* [Excerpts from a figure dataset]:

>>>

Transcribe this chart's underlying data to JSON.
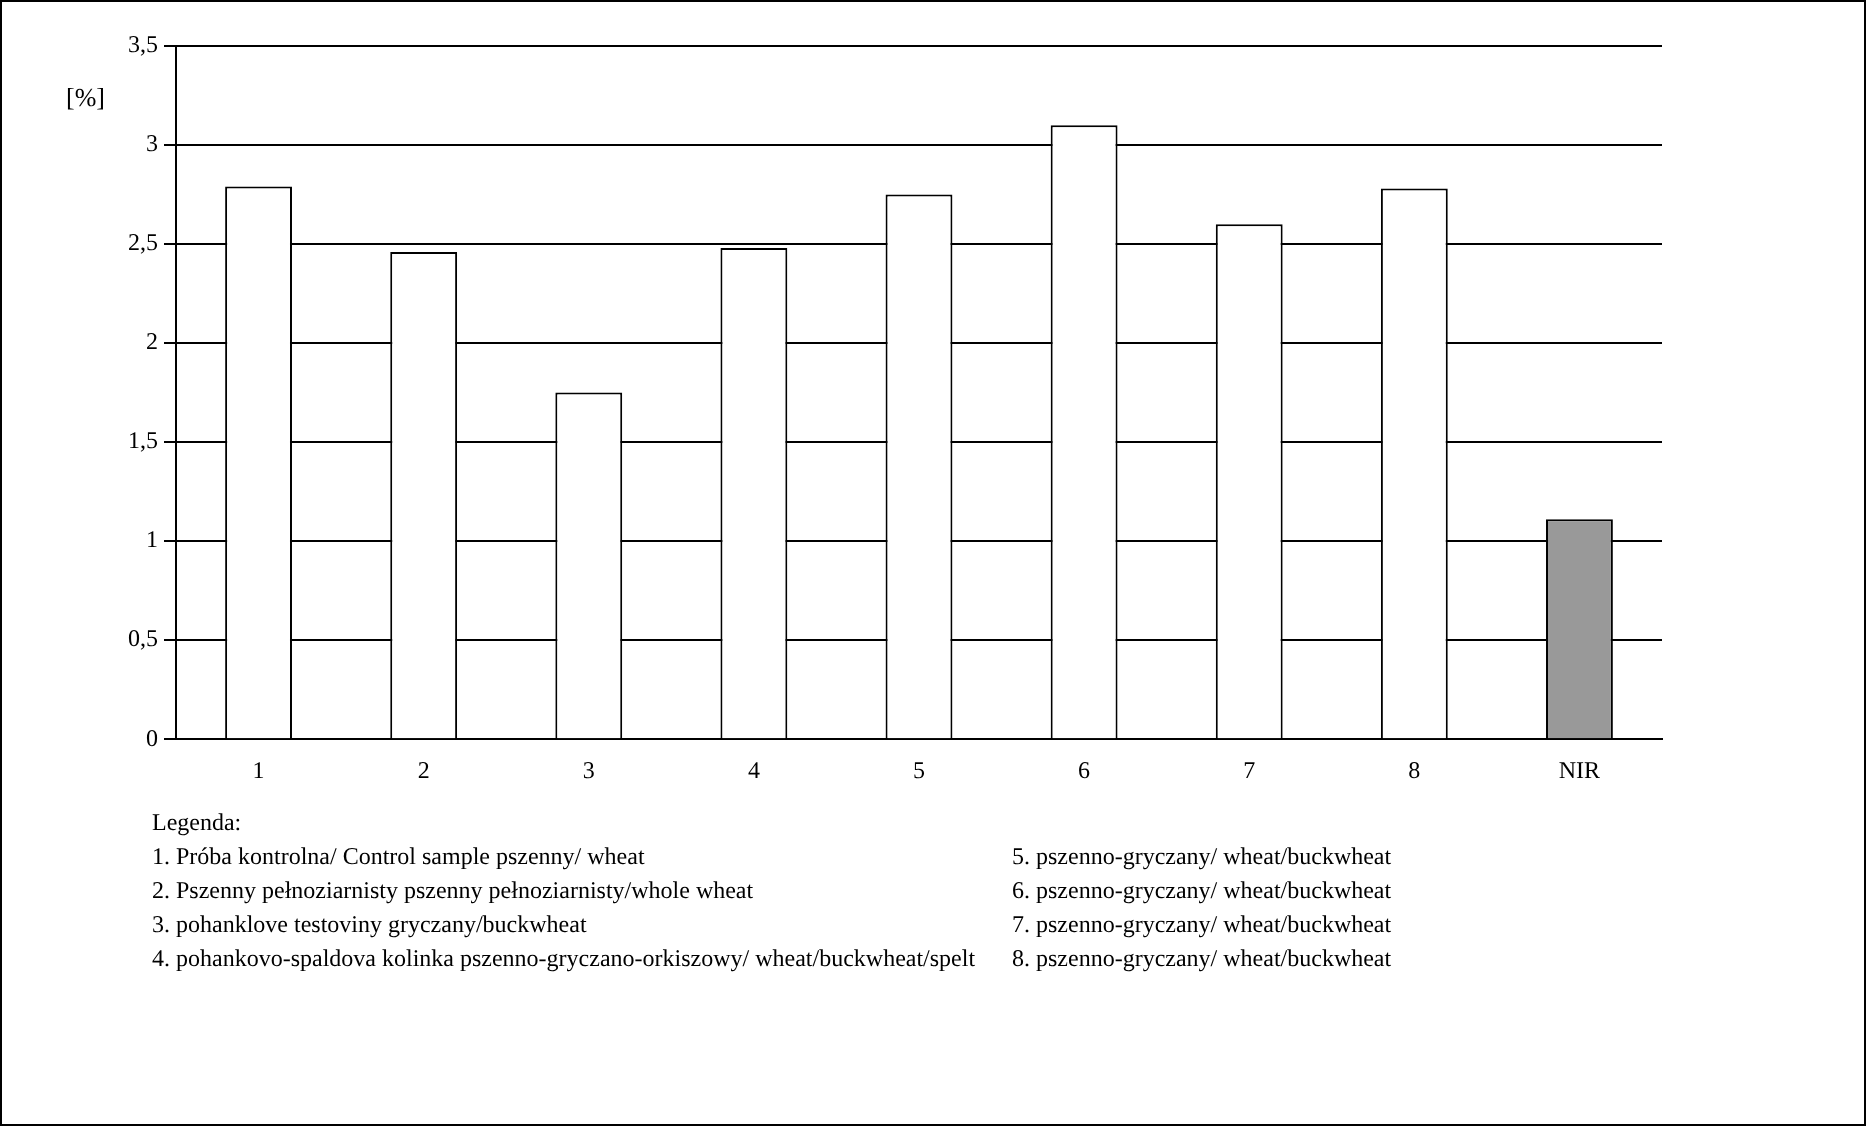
{
  "chart_data": {
    "type": "bar",
    "ylabel": "[%]",
    "categories": [
      "1",
      "2",
      "3",
      "4",
      "5",
      "6",
      "7",
      "8",
      "NIR"
    ],
    "values": [
      2.79,
      2.46,
      1.75,
      2.48,
      2.75,
      3.1,
      2.6,
      2.78,
      1.11
    ],
    "colors": [
      "#ffffff",
      "#ffffff",
      "#ffffff",
      "#ffffff",
      "#ffffff",
      "#ffffff",
      "#ffffff",
      "#ffffff",
      "#999999"
    ],
    "ylim": [
      0,
      3.5
    ],
    "yticks": [
      0,
      {
        "value": 0.5,
        "label": "0,5"
      },
      1,
      {
        "value": 1.5,
        "label": "1,5"
      },
      2,
      {
        "value": 2.5,
        "label": "2,5"
      },
      3,
      {
        "value": 3.5,
        "label": "3,5"
      }
    ],
    "grid": "y",
    "legend": false,
    "annotations": [
      "Legenda:",
      "1. Próba kontrolna/ Control sample pszenny/ wheat",
      "2. Pszenny pełnoziarnisty pszenny pełnoziarnisty/whole wheat",
      "3. pohanklove testoviny gryczany/buckwheat",
      "4. pohankovo-spaldova kolinka pszenno-gryczano-orkiszowy/ wheat/buckwheat/spelt",
      "5. pszenno-gryczany/ wheat/buckwheat",
      "6. pszenno-gryczany/ wheat/buckwheat",
      "7. pszenno-gryczany/ wheat/buckwheat",
      "8. pszenno-gryczany/ wheat/buckwheat"
    ]
  }
}
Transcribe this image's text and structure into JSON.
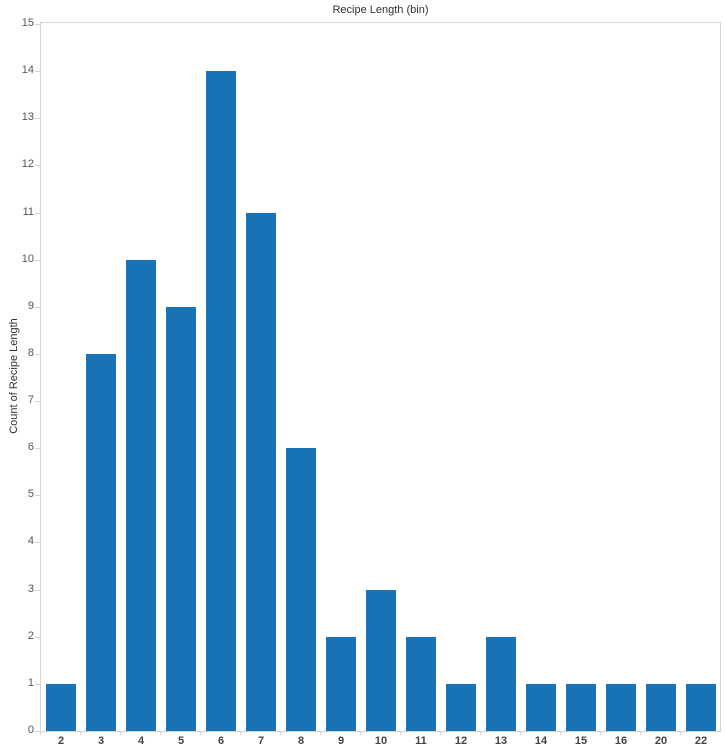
{
  "chart_data": {
    "type": "bar",
    "title": "Recipe Length (bin)",
    "xlabel": "Recipe Length (bin)",
    "ylabel": "Count of Recipe Length",
    "categories": [
      "2",
      "3",
      "4",
      "5",
      "6",
      "7",
      "8",
      "9",
      "10",
      "11",
      "12",
      "13",
      "14",
      "15",
      "16",
      "20",
      "22"
    ],
    "values": [
      1,
      8,
      10,
      9,
      14,
      11,
      6,
      2,
      3,
      2,
      1,
      2,
      1,
      1,
      1,
      1,
      1
    ],
    "ylim": [
      0,
      15
    ],
    "yticks": [
      0,
      1,
      2,
      3,
      4,
      5,
      6,
      7,
      8,
      9,
      10,
      11,
      12,
      13,
      14,
      15
    ],
    "grid": false,
    "legend": null,
    "bar_color": "#1a72b6"
  }
}
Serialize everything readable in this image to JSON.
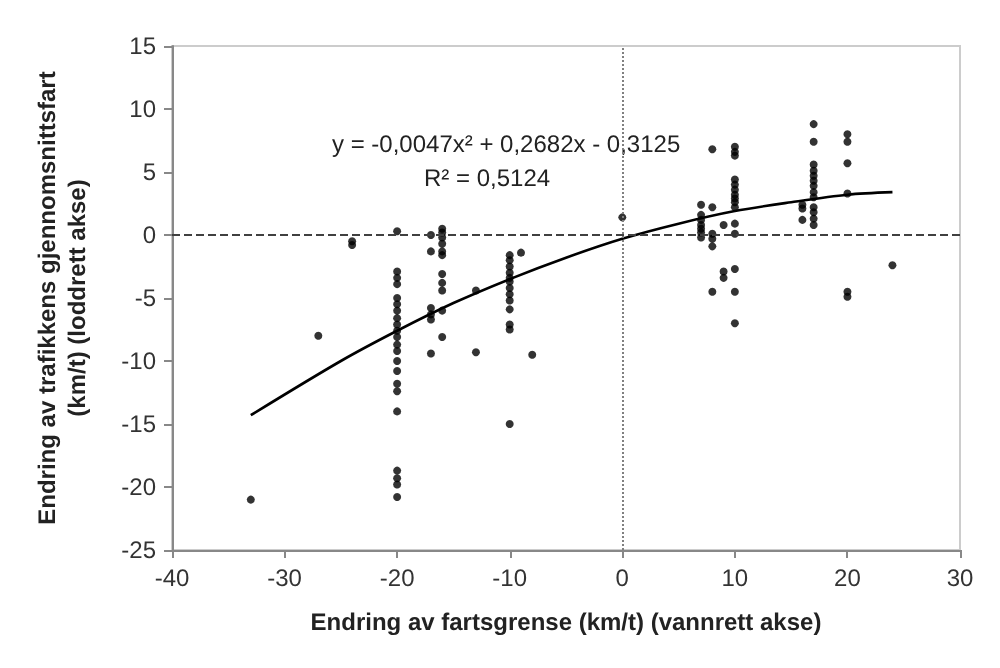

<<<

* [Exercise aim]:
Write out every line above exactly as it is, leaving out the pictures.

* [Finished answer]:
Transcribe this chart's underlying data to JSON.
{
  "chart_data": {
    "type": "bar",
    "ylabel": "[%]",
    "categories": [
      "1",
      "2",
      "3",
      "4",
      "5",
      "6",
      "7",
      "8",
      "NIR"
    ],
    "values": [
      2.79,
      2.46,
      1.75,
      2.48,
      2.75,
      3.1,
      2.6,
      2.78,
      1.11
    ],
    "colors": [
      "#ffffff",
      "#ffffff",
      "#ffffff",
      "#ffffff",
      "#ffffff",
      "#ffffff",
      "#ffffff",
      "#ffffff",
      "#999999"
    ],
    "ylim": [
      0,
      3.5
    ],
    "yticks": [
      0,
      {
        "value": 0.5,
        "label": "0,5"
      },
      1,
      {
        "value": 1.5,
        "label": "1,5"
      },
      2,
      {
        "value": 2.5,
        "label": "2,5"
      },
      3,
      {
        "value": 3.5,
        "label": "3,5"
      }
    ],
    "grid": "y",
    "legend": false,
    "annotations": [
      "Legenda:",
      "1. Próba kontrolna/ Control sample pszenny/ wheat",
      "2. Pszenny pełnoziarnisty pszenny pełnoziarnisty/whole wheat",
      "3. pohanklove testoviny gryczany/buckwheat",
      "4. pohankovo-spaldova kolinka pszenno-gryczano-orkiszowy/ wheat/buckwheat/spelt",
      "5. pszenno-gryczany/ wheat/buckwheat",
      "6. pszenno-gryczany/ wheat/buckwheat",
      "7. pszenno-gryczany/ wheat/buckwheat",
      "8. pszenno-gryczany/ wheat/buckwheat"
    ]
  }
}
Transcribe this image's text and structure into JSON.
{
  "chart_data": {
    "type": "bar",
    "title": "Recipe Length (bin)",
    "xlabel": "Recipe Length (bin)",
    "ylabel": "Count of Recipe Length",
    "categories": [
      "2",
      "3",
      "4",
      "5",
      "6",
      "7",
      "8",
      "9",
      "10",
      "11",
      "12",
      "13",
      "14",
      "15",
      "16",
      "20",
      "22"
    ],
    "values": [
      1,
      8,
      10,
      9,
      14,
      11,
      6,
      2,
      3,
      2,
      1,
      2,
      1,
      1,
      1,
      1,
      1
    ],
    "ylim": [
      0,
      15
    ],
    "yticks": [
      0,
      1,
      2,
      3,
      4,
      5,
      6,
      7,
      8,
      9,
      10,
      11,
      12,
      13,
      14,
      15
    ],
    "grid": false,
    "legend": null,
    "bar_color": "#1a72b6"
  }
}
Serialize everything readable in this image to JSON.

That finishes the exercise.